#### DIRECTIVE
Return each line of the listing below, unchanged, and omit the images.

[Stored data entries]
[Start]
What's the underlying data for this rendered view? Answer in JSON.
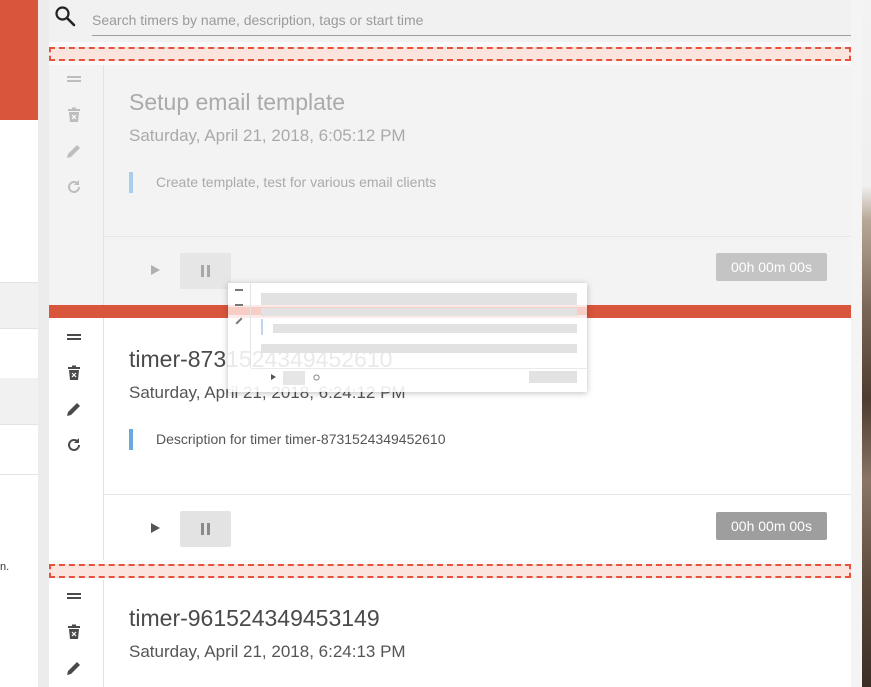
{
  "search": {
    "placeholder": "Search timers by name, description, tags or start time"
  },
  "background_fragment": "n.",
  "timers": [
    {
      "title": "Setup email template",
      "start_time": "Saturday, April 21, 2018, 6:05:12 PM",
      "description": "Create template, test for various email clients",
      "elapsed": "00h 00m 00s",
      "state": "being-dragged"
    },
    {
      "title": "timer-8731524349452610",
      "start_time": "Saturday, April 21, 2018, 6:24:12 PM",
      "description": "Description for timer timer-8731524349452610",
      "elapsed": "00h 00m 00s"
    },
    {
      "title": "timer-961524349453149",
      "start_time": "Saturday, April 21, 2018, 6:24:13 PM"
    }
  ],
  "icons": {
    "drag": "drag-handle-icon",
    "delete": "delete-icon",
    "edit": "edit-icon",
    "reset": "reset-icon",
    "play": "play-icon",
    "pause": "pause-icon",
    "search": "search-icon"
  },
  "colors": {
    "accent": "#d9553c",
    "description_bar": "#6aa9df",
    "counter": "#9e9e9e"
  }
}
[End]
#### EXERCISE OUTPUT
What's the underlying data for this rendered view? Answer in JSON.
{
  "search": {
    "placeholder": "Search timers by name, description, tags or start time"
  },
  "background_fragment": "n.",
  "timers": [
    {
      "title": "Setup email template",
      "start_time": "Saturday, April 21, 2018, 6:05:12 PM",
      "description": "Create template, test for various email clients",
      "elapsed": "00h 00m 00s",
      "state": "being-dragged"
    },
    {
      "title": "timer-8731524349452610",
      "start_time": "Saturday, April 21, 2018, 6:24:12 PM",
      "description": "Description for timer timer-8731524349452610",
      "elapsed": "00h 00m 00s"
    },
    {
      "title": "timer-961524349453149",
      "start_time": "Saturday, April 21, 2018, 6:24:13 PM"
    }
  ],
  "icons": {
    "drag": "drag-handle-icon",
    "delete": "delete-icon",
    "edit": "edit-icon",
    "reset": "reset-icon",
    "play": "play-icon",
    "pause": "pause-icon",
    "search": "search-icon"
  },
  "colors": {
    "accent": "#d9553c",
    "description_bar": "#6aa9df",
    "counter": "#9e9e9e"
  }
}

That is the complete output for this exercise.